* [Written instruction] Write out all of the lines below, exactly and completely.

* [Records supplied]
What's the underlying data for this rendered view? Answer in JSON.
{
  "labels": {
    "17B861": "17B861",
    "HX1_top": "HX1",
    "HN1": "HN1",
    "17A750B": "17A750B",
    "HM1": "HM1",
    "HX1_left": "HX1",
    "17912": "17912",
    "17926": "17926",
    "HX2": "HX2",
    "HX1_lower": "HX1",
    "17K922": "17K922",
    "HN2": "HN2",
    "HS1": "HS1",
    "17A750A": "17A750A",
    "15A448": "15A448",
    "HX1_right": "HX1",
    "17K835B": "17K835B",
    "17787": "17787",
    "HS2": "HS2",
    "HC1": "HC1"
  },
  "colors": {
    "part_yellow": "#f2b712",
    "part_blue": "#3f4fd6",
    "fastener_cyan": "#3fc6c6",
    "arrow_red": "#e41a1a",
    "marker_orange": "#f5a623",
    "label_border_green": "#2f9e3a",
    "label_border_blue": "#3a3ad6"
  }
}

* [Task solution]
What's the underlying data for this rendered view? Answer in JSON.
{
  "labels": {
    "17B861": "17B861",
    "HX1_top": "HX1",
    "HN1": "HN1",
    "17A750B": "17A750B",
    "HM1": "HM1",
    "HX1_left": "HX1",
    "17912": "17912",
    "17926": "17926",
    "HX2": "HX2",
    "HX1_lower": "HX1",
    "17K922": "17K922",
    "HN2": "HN2",
    "HS1": "HS1",
    "17A750A": "17A750A",
    "15A448": "15A448",
    "HX1_right": "HX1",
    "17K835B": "17K835B",
    "17787": "17787",
    "HS2": "HS2",
    "HC1": "HC1"
  },
  "colors": {
    "part_yellow": "#f2b712",
    "part_blue": "#3f4fd6",
    "fastener_cyan": "#3fc6c6",
    "arrow_red": "#e41a1a",
    "marker_orange": "#f5a623",
    "label_border_green": "#2f9e3a",
    "label_border_blue": "#3a3ad6"
  }
}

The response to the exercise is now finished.